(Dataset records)
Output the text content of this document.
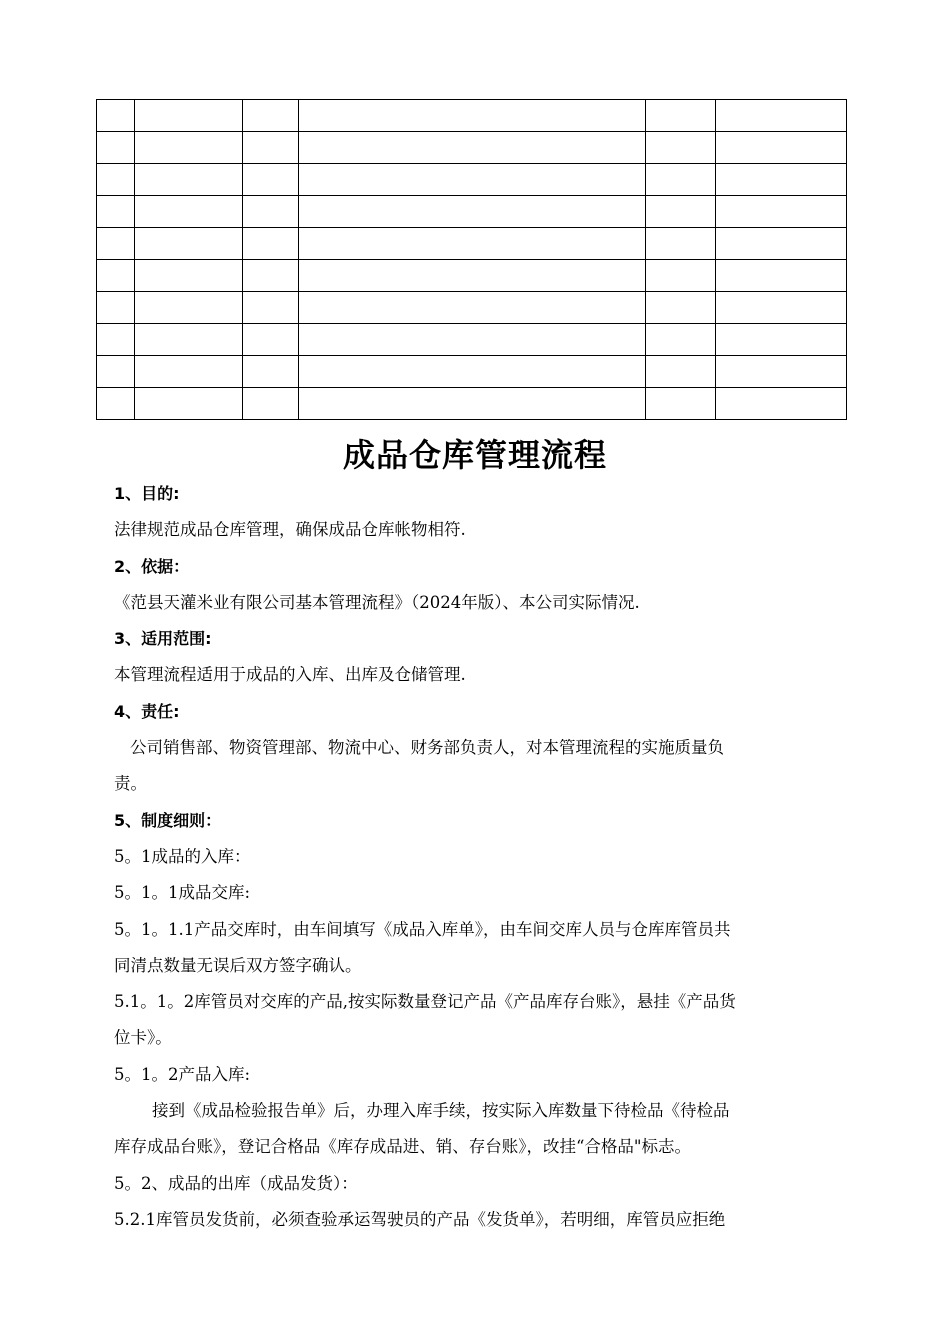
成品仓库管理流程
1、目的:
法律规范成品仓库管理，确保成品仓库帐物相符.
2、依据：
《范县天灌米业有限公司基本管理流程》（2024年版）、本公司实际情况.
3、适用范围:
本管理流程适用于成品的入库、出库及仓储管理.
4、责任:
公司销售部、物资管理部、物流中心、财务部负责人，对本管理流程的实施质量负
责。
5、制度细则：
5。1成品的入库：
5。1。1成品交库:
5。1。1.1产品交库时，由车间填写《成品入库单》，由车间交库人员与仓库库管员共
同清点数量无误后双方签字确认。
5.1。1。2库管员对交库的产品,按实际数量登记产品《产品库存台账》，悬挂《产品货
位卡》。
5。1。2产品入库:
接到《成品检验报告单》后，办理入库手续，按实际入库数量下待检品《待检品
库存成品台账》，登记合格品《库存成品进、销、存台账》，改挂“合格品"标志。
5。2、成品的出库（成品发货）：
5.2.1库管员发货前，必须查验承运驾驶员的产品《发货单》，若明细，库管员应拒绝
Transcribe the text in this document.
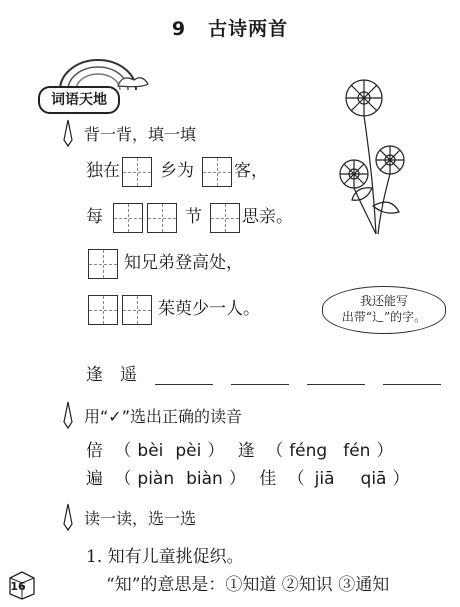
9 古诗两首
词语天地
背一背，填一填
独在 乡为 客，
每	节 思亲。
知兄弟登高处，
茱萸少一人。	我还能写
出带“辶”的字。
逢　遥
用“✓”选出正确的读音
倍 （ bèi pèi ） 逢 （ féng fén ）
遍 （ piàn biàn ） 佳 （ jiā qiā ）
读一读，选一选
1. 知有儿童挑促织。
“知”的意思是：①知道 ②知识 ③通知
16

WHAT THE EXERCISE ASKS: Your task is to return the entries above exactly, with no pictures.

RESULT OF THIS EXERCISE:
Output the text content of this document.
成品仓库管理流程
1、目的:
法律规范成品仓库管理，确保成品仓库帐物相符.
2、依据：
《范县天灌米业有限公司基本管理流程》（2024年版）、本公司实际情况.
3、适用范围:
本管理流程适用于成品的入库、出库及仓储管理.
4、责任:
公司销售部、物资管理部、物流中心、财务部负责人，对本管理流程的实施质量负
责。
5、制度细则：
5。1成品的入库：
5。1。1成品交库:
5。1。1.1产品交库时，由车间填写《成品入库单》，由车间交库人员与仓库库管员共
同清点数量无误后双方签字确认。
5.1。1。2库管员对交库的产品,按实际数量登记产品《产品库存台账》，悬挂《产品货
位卡》。
5。1。2产品入库:
接到《成品检验报告单》后，办理入库手续，按实际入库数量下待检品《待检品
库存成品台账》，登记合格品《库存成品进、销、存台账》，改挂“合格品"标志。
5。2、成品的出库（成品发货）：
5.2.1库管员发货前，必须查验承运驾驶员的产品《发货单》，若明细，库管员应拒绝
Transcribe the text in this document.
9 古诗两首
词语天地
背一背，填一填
独在 乡为 客，
每	节 思亲。
知兄弟登高处，
茱萸少一人。	我还能写
出带“辶”的字。
逢　遥
用“✓”选出正确的读音
倍 （ bèi pèi ） 逢 （ féng fén ）
遍 （ piàn biàn ） 佳 （ jiā qiā ）
读一读，选一选
1. 知有儿童挑促织。
“知”的意思是：①知道 ②知识 ③通知
16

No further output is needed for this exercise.